With the images removed, repeat the data below exactly.

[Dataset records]
# # #

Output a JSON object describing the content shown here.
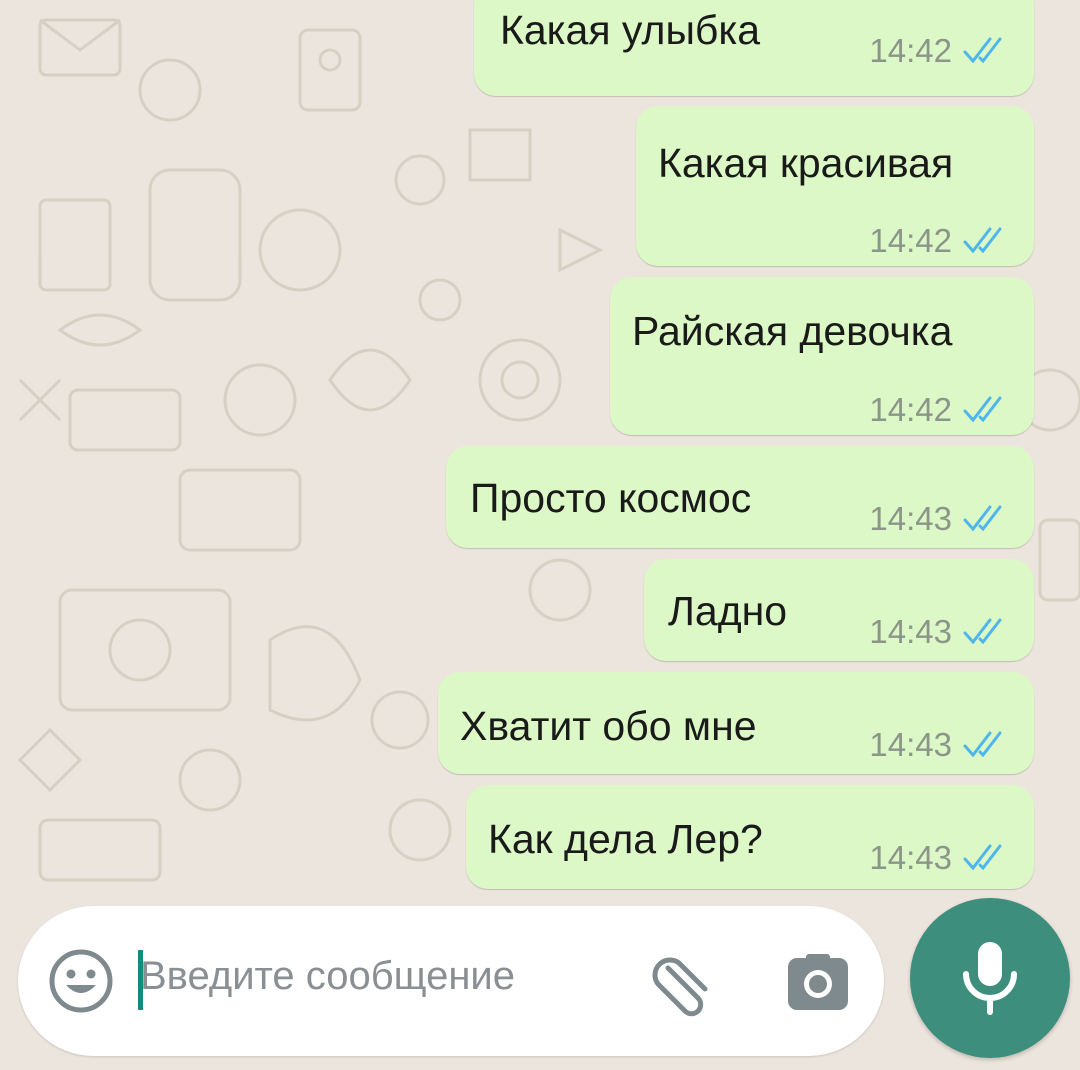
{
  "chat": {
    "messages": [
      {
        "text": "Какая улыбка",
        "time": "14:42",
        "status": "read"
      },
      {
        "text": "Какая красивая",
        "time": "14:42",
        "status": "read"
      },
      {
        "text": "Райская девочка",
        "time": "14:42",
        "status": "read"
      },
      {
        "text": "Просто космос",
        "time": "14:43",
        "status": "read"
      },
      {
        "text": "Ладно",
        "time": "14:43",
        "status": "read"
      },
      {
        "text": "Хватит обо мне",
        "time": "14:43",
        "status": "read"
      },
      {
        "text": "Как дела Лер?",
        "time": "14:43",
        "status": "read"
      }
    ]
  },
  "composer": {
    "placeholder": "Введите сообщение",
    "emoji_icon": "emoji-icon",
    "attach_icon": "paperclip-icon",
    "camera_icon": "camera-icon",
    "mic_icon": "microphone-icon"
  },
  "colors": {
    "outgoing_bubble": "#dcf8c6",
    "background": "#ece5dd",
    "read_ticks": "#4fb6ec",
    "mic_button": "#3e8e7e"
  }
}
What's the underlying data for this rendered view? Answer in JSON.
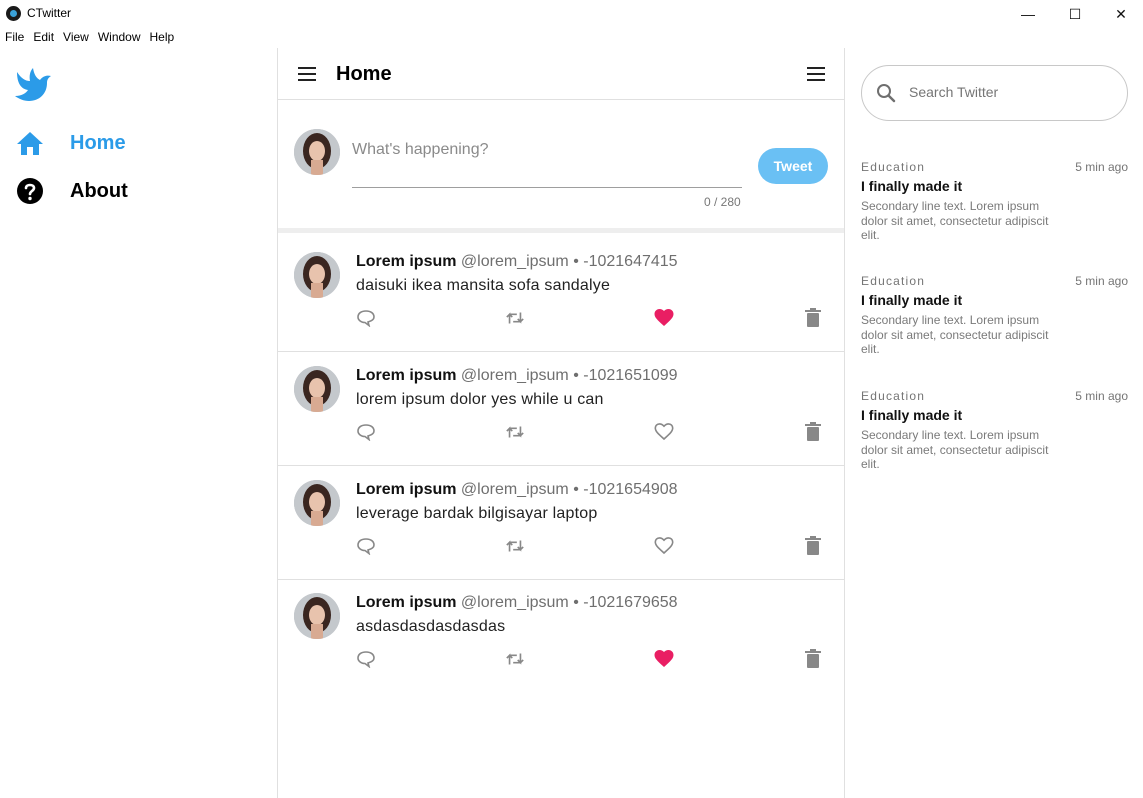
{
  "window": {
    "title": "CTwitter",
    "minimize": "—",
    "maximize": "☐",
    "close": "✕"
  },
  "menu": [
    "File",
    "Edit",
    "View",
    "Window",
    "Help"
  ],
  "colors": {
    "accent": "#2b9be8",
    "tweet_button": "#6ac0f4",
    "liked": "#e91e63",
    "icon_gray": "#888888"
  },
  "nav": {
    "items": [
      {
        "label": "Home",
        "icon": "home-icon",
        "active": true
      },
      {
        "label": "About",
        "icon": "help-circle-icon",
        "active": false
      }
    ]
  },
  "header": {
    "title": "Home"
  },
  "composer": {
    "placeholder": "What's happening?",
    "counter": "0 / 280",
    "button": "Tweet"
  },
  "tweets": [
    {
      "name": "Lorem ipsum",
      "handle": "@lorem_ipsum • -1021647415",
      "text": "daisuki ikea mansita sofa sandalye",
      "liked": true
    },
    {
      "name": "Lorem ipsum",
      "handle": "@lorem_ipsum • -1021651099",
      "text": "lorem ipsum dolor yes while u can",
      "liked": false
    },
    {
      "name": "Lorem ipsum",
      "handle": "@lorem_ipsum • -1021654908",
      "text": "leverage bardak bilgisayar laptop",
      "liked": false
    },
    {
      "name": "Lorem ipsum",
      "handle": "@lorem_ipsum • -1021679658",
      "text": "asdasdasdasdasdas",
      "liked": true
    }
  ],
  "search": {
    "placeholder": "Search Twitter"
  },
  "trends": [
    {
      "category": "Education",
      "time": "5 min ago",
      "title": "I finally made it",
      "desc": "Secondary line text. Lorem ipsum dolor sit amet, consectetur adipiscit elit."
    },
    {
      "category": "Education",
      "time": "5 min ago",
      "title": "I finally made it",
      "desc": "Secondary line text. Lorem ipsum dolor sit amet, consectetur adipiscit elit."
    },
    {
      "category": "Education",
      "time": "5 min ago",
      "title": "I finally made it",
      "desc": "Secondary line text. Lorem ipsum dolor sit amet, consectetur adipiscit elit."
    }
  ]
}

# # #

Completed exercise
Output a JSON object describing the content shown here.
{
  "chat": {
    "messages": [
      {
        "text": "Какая улыбка",
        "time": "14:42",
        "status": "read"
      },
      {
        "text": "Какая красивая",
        "time": "14:42",
        "status": "read"
      },
      {
        "text": "Райская девочка",
        "time": "14:42",
        "status": "read"
      },
      {
        "text": "Просто космос",
        "time": "14:43",
        "status": "read"
      },
      {
        "text": "Ладно",
        "time": "14:43",
        "status": "read"
      },
      {
        "text": "Хватит обо мне",
        "time": "14:43",
        "status": "read"
      },
      {
        "text": "Как дела Лер?",
        "time": "14:43",
        "status": "read"
      }
    ]
  },
  "composer": {
    "placeholder": "Введите сообщение",
    "emoji_icon": "emoji-icon",
    "attach_icon": "paperclip-icon",
    "camera_icon": "camera-icon",
    "mic_icon": "microphone-icon"
  },
  "colors": {
    "outgoing_bubble": "#dcf8c6",
    "background": "#ece5dd",
    "read_ticks": "#4fb6ec",
    "mic_button": "#3e8e7e"
  }
}
What's the underlying data for this rendered view? Answer in JSON.
{
  "window": {
    "title": "CTwitter",
    "minimize": "—",
    "maximize": "☐",
    "close": "✕"
  },
  "menu": [
    "File",
    "Edit",
    "View",
    "Window",
    "Help"
  ],
  "colors": {
    "accent": "#2b9be8",
    "tweet_button": "#6ac0f4",
    "liked": "#e91e63",
    "icon_gray": "#888888"
  },
  "nav": {
    "items": [
      {
        "label": "Home",
        "icon": "home-icon",
        "active": true
      },
      {
        "label": "About",
        "icon": "help-circle-icon",
        "active": false
      }
    ]
  },
  "header": {
    "title": "Home"
  },
  "composer": {
    "placeholder": "What's happening?",
    "counter": "0 / 280",
    "button": "Tweet"
  },
  "tweets": [
    {
      "name": "Lorem ipsum",
      "handle": "@lorem_ipsum • -1021647415",
      "text": "daisuki ikea mansita sofa sandalye",
      "liked": true
    },
    {
      "name": "Lorem ipsum",
      "handle": "@lorem_ipsum • -1021651099",
      "text": "lorem ipsum dolor yes while u can",
      "liked": false
    },
    {
      "name": "Lorem ipsum",
      "handle": "@lorem_ipsum • -1021654908",
      "text": "leverage bardak bilgisayar laptop",
      "liked": false
    },
    {
      "name": "Lorem ipsum",
      "handle": "@lorem_ipsum • -1021679658",
      "text": "asdasdasdasdasdas",
      "liked": true
    }
  ],
  "search": {
    "placeholder": "Search Twitter"
  },
  "trends": [
    {
      "category": "Education",
      "time": "5 min ago",
      "title": "I finally made it",
      "desc": "Secondary line text. Lorem ipsum dolor sit amet, consectetur adipiscit elit."
    },
    {
      "category": "Education",
      "time": "5 min ago",
      "title": "I finally made it",
      "desc": "Secondary line text. Lorem ipsum dolor sit amet, consectetur adipiscit elit."
    },
    {
      "category": "Education",
      "time": "5 min ago",
      "title": "I finally made it",
      "desc": "Secondary line text. Lorem ipsum dolor sit amet, consectetur adipiscit elit."
    }
  ]
}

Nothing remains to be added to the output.